▶ **RECORDS SUPPLIED**:
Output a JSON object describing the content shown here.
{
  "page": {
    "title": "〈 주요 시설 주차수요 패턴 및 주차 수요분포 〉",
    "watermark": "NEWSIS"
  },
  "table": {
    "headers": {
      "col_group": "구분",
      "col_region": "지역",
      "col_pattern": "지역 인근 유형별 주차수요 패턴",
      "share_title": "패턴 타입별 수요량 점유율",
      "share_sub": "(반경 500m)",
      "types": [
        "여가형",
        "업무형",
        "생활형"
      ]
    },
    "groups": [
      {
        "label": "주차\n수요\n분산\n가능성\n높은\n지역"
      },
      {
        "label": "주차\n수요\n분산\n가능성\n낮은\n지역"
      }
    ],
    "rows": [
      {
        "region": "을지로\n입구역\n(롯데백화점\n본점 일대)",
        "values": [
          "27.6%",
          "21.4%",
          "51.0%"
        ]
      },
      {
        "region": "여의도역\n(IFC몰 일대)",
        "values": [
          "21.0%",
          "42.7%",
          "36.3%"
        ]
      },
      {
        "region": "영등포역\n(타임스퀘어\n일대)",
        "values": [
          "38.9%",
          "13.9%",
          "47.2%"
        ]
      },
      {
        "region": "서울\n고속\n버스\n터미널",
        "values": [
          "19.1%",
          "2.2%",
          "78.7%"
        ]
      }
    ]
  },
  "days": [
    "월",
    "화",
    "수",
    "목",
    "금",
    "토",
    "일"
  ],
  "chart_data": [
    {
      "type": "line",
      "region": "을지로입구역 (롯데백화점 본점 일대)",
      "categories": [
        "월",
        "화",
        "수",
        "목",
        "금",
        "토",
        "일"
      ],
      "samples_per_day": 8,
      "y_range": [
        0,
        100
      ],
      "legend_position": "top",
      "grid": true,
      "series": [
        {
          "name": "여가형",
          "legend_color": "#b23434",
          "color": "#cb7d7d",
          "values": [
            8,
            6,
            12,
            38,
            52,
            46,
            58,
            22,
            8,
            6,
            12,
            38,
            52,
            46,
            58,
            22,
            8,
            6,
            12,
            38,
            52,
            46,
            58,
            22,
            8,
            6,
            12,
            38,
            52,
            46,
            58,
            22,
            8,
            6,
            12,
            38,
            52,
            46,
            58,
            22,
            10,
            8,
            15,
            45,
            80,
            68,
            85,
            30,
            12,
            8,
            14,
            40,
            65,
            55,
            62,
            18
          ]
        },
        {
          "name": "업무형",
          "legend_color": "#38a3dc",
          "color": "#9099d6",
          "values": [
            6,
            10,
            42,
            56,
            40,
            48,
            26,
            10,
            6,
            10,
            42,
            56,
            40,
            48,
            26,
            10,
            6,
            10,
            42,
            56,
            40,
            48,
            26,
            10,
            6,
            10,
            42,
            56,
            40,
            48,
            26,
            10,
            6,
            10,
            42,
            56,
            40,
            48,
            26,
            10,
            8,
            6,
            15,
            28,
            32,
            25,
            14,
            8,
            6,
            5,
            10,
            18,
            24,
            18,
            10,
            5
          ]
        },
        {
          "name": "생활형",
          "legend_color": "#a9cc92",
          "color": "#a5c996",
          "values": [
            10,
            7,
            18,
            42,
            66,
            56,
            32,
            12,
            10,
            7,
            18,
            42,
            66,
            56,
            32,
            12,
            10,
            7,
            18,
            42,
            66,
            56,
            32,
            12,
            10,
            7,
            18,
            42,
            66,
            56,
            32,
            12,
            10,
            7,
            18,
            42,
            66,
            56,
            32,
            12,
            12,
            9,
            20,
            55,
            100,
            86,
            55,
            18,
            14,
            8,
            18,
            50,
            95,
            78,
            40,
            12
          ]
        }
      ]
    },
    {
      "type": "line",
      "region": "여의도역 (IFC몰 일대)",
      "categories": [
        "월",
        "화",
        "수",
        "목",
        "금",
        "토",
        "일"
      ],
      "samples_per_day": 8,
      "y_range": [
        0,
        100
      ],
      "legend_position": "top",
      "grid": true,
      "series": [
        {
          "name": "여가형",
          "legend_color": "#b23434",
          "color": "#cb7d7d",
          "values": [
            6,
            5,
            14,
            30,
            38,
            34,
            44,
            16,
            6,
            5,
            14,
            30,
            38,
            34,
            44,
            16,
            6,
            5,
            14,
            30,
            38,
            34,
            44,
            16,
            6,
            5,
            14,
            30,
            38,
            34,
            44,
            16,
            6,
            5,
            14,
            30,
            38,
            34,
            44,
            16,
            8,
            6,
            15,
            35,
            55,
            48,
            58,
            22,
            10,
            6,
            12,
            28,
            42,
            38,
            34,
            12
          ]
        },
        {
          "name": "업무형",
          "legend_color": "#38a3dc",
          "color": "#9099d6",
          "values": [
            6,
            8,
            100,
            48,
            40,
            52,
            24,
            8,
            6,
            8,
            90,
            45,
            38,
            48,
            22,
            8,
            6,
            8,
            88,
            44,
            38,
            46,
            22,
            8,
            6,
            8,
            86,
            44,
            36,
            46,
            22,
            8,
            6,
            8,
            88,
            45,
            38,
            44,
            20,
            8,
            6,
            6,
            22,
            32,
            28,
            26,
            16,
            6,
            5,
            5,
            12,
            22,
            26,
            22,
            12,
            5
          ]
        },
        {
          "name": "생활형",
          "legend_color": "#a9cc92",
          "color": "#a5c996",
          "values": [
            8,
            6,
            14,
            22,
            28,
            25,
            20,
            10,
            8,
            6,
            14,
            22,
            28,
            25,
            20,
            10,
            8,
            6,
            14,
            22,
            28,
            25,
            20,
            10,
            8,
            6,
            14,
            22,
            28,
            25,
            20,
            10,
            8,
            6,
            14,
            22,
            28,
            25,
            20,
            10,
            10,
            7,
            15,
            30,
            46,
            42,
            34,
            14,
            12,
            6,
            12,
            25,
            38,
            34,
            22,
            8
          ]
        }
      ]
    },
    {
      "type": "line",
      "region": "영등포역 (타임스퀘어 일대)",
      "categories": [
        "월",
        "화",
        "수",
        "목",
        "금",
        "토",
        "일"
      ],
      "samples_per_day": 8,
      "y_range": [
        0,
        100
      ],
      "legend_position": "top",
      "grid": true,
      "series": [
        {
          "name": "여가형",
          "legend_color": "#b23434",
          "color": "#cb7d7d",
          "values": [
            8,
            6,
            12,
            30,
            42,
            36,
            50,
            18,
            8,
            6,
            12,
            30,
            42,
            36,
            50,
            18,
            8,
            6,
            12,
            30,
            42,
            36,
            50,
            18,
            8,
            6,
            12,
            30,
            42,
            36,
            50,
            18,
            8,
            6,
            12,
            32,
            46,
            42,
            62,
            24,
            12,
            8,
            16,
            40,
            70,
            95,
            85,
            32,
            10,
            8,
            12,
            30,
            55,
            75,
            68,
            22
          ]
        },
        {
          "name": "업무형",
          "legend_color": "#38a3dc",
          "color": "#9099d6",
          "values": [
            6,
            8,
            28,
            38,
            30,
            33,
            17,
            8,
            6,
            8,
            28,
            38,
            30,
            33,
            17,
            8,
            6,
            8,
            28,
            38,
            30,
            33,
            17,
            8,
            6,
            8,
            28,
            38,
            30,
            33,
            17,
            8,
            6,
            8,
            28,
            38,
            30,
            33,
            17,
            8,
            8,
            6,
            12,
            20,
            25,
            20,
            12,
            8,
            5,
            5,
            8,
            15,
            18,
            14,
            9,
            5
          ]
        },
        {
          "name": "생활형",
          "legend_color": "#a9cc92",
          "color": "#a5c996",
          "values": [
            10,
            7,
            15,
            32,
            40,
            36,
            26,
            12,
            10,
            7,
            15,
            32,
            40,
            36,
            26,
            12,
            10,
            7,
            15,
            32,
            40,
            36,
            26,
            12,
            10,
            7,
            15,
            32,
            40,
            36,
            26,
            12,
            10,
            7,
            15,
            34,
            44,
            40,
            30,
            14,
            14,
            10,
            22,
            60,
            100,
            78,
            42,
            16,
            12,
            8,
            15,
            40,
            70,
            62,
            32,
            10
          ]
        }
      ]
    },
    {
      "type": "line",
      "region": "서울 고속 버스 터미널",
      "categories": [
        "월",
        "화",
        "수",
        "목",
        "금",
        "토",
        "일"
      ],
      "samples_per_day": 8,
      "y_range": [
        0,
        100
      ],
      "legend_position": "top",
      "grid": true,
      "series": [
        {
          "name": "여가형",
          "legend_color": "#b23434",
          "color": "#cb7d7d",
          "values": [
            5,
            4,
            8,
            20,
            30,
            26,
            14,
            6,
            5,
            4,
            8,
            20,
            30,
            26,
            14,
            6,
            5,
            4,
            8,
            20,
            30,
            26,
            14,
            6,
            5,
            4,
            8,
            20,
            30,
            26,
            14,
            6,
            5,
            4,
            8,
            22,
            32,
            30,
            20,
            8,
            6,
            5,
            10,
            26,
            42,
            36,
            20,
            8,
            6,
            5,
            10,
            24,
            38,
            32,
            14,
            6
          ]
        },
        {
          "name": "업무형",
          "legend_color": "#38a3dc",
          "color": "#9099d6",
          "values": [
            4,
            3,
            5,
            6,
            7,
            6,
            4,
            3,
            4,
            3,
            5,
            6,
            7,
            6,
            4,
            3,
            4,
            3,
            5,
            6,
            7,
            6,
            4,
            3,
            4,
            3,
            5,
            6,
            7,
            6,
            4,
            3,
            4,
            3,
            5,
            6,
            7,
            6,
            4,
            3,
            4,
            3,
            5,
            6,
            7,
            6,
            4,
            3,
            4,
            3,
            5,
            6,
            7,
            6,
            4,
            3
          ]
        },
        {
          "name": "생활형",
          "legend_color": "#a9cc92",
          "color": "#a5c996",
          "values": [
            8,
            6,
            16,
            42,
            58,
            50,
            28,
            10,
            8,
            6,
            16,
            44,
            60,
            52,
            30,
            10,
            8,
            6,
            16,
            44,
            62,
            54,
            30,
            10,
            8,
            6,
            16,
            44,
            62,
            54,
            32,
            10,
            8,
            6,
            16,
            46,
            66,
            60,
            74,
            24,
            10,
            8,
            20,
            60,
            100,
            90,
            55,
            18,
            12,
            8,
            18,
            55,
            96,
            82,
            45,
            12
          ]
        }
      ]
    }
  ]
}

▶ **SET TASK**: How many lines in the records above hold the word "여의도역"? Give only the number.

▶ **TASK RESULT**: 2